>>>>

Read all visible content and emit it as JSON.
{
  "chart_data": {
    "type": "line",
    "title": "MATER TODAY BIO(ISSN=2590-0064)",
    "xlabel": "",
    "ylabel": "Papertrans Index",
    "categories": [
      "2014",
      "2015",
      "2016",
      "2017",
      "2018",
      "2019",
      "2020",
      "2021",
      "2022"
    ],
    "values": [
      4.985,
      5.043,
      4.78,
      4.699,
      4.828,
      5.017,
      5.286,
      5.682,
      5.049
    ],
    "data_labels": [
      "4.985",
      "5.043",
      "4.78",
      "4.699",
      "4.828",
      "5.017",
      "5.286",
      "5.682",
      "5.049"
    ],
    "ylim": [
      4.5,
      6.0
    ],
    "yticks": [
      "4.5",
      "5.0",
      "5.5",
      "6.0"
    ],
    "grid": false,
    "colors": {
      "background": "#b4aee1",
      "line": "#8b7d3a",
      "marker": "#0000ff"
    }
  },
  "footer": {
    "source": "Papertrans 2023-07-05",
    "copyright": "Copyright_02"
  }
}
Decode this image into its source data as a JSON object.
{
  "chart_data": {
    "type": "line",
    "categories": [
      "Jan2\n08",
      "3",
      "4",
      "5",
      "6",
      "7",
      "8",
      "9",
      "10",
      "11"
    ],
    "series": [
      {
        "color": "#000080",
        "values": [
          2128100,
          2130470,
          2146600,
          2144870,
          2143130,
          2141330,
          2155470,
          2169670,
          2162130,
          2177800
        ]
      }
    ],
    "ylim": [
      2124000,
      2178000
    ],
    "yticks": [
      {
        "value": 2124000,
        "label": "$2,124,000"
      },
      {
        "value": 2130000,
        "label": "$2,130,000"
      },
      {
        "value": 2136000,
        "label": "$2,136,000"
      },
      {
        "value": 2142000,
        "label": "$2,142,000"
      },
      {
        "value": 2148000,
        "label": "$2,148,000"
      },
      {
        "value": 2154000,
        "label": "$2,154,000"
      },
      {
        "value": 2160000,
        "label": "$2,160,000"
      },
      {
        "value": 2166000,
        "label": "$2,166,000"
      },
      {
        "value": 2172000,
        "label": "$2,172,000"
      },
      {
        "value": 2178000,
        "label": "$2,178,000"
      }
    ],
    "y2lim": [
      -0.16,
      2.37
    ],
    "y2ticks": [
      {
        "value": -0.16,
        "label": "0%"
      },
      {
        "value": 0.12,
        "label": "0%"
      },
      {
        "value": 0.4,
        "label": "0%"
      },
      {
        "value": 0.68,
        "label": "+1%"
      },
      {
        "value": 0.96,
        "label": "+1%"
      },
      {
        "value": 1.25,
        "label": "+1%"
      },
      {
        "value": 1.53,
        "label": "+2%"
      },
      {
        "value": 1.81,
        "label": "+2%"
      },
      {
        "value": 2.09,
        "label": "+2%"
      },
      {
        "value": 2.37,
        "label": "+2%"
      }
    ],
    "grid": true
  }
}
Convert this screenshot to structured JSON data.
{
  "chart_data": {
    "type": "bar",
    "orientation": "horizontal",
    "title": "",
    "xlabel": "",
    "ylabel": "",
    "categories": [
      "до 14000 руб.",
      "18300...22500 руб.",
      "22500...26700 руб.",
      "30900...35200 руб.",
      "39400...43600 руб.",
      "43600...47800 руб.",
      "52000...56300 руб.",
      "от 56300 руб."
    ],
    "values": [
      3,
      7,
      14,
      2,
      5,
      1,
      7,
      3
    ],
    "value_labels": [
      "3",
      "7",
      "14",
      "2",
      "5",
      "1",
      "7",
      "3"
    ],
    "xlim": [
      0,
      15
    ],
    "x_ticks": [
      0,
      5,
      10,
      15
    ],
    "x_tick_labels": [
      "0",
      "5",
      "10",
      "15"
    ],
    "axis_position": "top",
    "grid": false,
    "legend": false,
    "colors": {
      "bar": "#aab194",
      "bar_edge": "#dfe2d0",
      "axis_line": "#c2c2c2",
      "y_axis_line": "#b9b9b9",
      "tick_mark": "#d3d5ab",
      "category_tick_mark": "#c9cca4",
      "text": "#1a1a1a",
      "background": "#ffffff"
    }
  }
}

<<<<

* Work to do *
Retype every record above exactly as it appears.

* Task solution *
Read all visible content and emit it as JSON.
{
  "chart_data": {
    "type": "line",
    "title": "MATER TODAY BIO(ISSN=2590-0064)",
    "xlabel": "",
    "ylabel": "Papertrans Index",
    "categories": [
      "2014",
      "2015",
      "2016",
      "2017",
      "2018",
      "2019",
      "2020",
      "2021",
      "2022"
    ],
    "values": [
      4.985,
      5.043,
      4.78,
      4.699,
      4.828,
      5.017,
      5.286,
      5.682,
      5.049
    ],
    "data_labels": [
      "4.985",
      "5.043",
      "4.78",
      "4.699",
      "4.828",
      "5.017",
      "5.286",
      "5.682",
      "5.049"
    ],
    "ylim": [
      4.5,
      6.0
    ],
    "yticks": [
      "4.5",
      "5.0",
      "5.5",
      "6.0"
    ],
    "grid": false,
    "colors": {
      "background": "#b4aee1",
      "line": "#8b7d3a",
      "marker": "#0000ff"
    }
  },
  "footer": {
    "source": "Papertrans 2023-07-05",
    "copyright": "Copyright_02"
  }
}
Decode this image into its source data as a JSON object.
{
  "chart_data": {
    "type": "line",
    "categories": [
      "Jan2\n08",
      "3",
      "4",
      "5",
      "6",
      "7",
      "8",
      "9",
      "10",
      "11"
    ],
    "series": [
      {
        "color": "#000080",
        "values": [
          2128100,
          2130470,
          2146600,
          2144870,
          2143130,
          2141330,
          2155470,
          2169670,
          2162130,
          2177800
        ]
      }
    ],
    "ylim": [
      2124000,
      2178000
    ],
    "yticks": [
      {
        "value": 2124000,
        "label": "$2,124,000"
      },
      {
        "value": 2130000,
        "label": "$2,130,000"
      },
      {
        "value": 2136000,
        "label": "$2,136,000"
      },
      {
        "value": 2142000,
        "label": "$2,142,000"
      },
      {
        "value": 2148000,
        "label": "$2,148,000"
      },
      {
        "value": 2154000,
        "label": "$2,154,000"
      },
      {
        "value": 2160000,
        "label": "$2,160,000"
      },
      {
        "value": 2166000,
        "label": "$2,166,000"
      },
      {
        "value": 2172000,
        "label": "$2,172,000"
      },
      {
        "value": 2178000,
        "label": "$2,178,000"
      }
    ],
    "y2lim": [
      -0.16,
      2.37
    ],
    "y2ticks": [
      {
        "value": -0.16,
        "label": "0%"
      },
      {
        "value": 0.12,
        "label": "0%"
      },
      {
        "value": 0.4,
        "label": "0%"
      },
      {
        "value": 0.68,
        "label": "+1%"
      },
      {
        "value": 0.96,
        "label": "+1%"
      },
      {
        "value": 1.25,
        "label": "+1%"
      },
      {
        "value": 1.53,
        "label": "+2%"
      },
      {
        "value": 1.81,
        "label": "+2%"
      },
      {
        "value": 2.09,
        "label": "+2%"
      },
      {
        "value": 2.37,
        "label": "+2%"
      }
    ],
    "grid": true
  }
}
Convert this screenshot to structured JSON data.
{
  "chart_data": {
    "type": "bar",
    "orientation": "horizontal",
    "title": "",
    "xlabel": "",
    "ylabel": "",
    "categories": [
      "до 14000 руб.",
      "18300...22500 руб.",
      "22500...26700 руб.",
      "30900...35200 руб.",
      "39400...43600 руб.",
      "43600...47800 руб.",
      "52000...56300 руб.",
      "от 56300 руб."
    ],
    "values": [
      3,
      7,
      14,
      2,
      5,
      1,
      7,
      3
    ],
    "value_labels": [
      "3",
      "7",
      "14",
      "2",
      "5",
      "1",
      "7",
      "3"
    ],
    "xlim": [
      0,
      15
    ],
    "x_ticks": [
      0,
      5,
      10,
      15
    ],
    "x_tick_labels": [
      "0",
      "5",
      "10",
      "15"
    ],
    "axis_position": "top",
    "grid": false,
    "legend": false,
    "colors": {
      "bar": "#aab194",
      "bar_edge": "#dfe2d0",
      "axis_line": "#c2c2c2",
      "y_axis_line": "#b9b9b9",
      "tick_mark": "#d3d5ab",
      "category_tick_mark": "#c9cca4",
      "text": "#1a1a1a",
      "background": "#ffffff"
    }
  }
}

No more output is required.